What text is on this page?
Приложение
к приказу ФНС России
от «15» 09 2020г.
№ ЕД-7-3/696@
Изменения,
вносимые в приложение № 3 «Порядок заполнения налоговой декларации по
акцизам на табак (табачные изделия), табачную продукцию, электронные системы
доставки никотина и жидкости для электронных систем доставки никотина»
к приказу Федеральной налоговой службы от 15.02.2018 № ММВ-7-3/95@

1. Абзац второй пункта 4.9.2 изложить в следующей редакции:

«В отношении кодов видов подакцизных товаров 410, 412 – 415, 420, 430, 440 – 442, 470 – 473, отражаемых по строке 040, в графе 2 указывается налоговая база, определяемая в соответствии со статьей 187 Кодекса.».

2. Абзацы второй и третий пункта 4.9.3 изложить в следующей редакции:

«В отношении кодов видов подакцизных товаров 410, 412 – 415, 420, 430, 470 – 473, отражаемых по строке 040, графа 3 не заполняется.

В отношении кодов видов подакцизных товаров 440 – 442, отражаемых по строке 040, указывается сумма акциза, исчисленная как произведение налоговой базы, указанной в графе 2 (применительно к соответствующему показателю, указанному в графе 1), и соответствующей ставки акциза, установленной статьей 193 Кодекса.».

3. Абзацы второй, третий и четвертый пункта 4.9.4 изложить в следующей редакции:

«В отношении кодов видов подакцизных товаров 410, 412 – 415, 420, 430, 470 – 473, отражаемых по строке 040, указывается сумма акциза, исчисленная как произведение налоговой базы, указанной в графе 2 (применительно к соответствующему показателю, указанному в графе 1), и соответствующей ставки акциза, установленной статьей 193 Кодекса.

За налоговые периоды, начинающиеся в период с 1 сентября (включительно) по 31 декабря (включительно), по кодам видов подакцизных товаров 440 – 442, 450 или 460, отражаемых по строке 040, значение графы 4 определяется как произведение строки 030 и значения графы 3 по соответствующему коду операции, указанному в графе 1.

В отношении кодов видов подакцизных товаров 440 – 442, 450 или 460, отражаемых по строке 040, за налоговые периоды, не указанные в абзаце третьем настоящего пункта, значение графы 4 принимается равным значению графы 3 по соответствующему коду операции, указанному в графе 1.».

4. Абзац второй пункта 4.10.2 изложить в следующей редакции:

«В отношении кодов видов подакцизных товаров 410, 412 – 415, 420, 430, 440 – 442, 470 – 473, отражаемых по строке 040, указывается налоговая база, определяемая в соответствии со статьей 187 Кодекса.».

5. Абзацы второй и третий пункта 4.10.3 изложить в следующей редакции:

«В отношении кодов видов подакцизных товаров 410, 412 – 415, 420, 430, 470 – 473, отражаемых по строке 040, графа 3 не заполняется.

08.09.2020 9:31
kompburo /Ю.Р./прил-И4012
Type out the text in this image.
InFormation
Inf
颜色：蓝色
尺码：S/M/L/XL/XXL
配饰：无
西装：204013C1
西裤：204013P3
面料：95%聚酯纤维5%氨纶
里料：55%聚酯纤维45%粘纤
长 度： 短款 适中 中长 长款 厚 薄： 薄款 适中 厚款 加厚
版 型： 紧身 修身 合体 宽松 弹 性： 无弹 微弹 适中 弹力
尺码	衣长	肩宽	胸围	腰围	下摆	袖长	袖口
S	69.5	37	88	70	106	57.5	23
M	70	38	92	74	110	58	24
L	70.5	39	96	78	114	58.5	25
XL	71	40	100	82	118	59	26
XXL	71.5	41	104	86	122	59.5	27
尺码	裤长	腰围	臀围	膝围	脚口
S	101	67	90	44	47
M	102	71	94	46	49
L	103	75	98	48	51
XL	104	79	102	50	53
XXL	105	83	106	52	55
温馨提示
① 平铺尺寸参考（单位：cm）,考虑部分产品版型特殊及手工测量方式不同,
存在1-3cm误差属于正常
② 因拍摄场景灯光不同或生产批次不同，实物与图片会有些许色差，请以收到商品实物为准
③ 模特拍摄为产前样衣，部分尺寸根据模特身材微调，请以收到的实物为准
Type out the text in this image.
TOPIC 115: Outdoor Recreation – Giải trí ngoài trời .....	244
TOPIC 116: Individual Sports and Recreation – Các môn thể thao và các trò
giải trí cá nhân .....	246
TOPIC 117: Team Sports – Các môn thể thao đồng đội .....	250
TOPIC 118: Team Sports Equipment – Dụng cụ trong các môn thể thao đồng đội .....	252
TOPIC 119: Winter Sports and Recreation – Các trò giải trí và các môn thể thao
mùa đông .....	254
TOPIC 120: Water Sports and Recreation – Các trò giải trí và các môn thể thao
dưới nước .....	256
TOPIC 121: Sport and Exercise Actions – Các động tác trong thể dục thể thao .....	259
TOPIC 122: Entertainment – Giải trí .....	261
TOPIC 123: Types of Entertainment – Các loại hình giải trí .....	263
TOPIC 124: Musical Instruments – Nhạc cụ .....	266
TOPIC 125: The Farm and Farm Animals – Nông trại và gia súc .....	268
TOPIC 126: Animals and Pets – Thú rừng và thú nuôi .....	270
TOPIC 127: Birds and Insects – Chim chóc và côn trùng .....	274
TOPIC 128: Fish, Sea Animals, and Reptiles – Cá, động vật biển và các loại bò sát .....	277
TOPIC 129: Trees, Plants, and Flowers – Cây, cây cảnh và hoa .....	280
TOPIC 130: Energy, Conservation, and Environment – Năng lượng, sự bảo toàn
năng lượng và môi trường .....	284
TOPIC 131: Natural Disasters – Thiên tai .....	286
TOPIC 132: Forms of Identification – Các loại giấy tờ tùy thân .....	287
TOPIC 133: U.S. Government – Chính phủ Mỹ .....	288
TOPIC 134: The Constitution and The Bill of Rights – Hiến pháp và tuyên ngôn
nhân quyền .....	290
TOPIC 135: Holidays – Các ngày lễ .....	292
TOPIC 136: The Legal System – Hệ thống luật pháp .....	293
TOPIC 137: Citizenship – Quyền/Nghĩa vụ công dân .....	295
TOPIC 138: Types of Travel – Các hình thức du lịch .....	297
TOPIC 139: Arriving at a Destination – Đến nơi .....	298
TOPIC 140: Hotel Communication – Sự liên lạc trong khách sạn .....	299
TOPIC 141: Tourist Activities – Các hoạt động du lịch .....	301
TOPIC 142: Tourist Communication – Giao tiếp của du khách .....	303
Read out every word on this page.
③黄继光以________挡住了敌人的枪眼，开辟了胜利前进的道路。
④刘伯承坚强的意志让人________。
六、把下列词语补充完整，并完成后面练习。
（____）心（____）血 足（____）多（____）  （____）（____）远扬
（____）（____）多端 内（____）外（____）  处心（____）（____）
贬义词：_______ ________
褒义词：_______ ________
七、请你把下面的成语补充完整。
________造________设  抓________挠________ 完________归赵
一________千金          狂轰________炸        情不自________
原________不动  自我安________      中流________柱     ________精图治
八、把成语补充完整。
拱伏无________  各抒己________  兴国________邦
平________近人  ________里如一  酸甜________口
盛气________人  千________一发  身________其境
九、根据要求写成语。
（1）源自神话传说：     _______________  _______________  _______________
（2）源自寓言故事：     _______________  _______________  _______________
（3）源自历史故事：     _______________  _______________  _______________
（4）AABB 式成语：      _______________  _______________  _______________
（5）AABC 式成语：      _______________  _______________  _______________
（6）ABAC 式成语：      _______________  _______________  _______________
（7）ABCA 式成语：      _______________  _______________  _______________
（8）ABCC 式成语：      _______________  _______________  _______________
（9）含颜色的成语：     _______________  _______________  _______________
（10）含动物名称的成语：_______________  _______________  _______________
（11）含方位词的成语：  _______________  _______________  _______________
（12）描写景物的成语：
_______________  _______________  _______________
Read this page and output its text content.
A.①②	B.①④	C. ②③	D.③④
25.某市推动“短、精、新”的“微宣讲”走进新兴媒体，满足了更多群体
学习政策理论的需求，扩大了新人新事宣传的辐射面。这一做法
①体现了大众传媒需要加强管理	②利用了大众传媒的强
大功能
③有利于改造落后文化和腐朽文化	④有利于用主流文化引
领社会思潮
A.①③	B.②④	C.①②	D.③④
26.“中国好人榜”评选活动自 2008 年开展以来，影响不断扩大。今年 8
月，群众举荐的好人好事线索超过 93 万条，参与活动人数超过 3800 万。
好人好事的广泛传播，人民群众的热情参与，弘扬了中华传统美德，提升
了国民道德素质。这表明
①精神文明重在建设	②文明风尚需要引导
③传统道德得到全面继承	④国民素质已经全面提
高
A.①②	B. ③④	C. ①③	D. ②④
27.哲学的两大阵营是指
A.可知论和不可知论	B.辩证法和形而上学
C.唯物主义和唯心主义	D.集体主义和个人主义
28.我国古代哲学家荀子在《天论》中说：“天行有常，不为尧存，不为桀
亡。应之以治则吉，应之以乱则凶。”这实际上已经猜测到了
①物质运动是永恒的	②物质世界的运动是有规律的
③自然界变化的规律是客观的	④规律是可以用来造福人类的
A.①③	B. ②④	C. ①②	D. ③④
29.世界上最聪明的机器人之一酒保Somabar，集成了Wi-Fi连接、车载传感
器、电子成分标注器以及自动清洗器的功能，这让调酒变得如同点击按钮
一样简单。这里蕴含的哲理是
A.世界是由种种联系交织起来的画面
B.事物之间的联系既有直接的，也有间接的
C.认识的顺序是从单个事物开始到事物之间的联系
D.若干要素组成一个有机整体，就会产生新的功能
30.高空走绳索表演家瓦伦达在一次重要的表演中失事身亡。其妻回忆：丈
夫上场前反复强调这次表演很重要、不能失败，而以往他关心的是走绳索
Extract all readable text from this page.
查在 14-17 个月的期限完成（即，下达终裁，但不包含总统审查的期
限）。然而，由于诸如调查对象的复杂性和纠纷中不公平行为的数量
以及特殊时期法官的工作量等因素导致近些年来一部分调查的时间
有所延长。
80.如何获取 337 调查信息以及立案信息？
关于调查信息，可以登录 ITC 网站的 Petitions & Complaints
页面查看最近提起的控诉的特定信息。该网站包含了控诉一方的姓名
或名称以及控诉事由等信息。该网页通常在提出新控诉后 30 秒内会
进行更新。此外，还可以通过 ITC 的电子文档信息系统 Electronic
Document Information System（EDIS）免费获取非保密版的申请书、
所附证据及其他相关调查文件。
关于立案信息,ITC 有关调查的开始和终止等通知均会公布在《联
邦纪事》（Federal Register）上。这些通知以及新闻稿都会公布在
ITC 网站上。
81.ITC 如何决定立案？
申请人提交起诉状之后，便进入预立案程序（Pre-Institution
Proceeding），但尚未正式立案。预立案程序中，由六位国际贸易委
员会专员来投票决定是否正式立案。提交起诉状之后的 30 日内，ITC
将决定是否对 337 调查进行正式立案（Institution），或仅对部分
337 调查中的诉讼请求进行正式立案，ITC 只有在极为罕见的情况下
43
------------------------------------------------------------------------
#### [Prompt]
Scan the data above; copy every line where "text" appears.

#### [Full solution]
What text is on this page?
Type out the text in this image.
Type out the text in this image.
Read this page and output its text content.
Extract all readable text from this page.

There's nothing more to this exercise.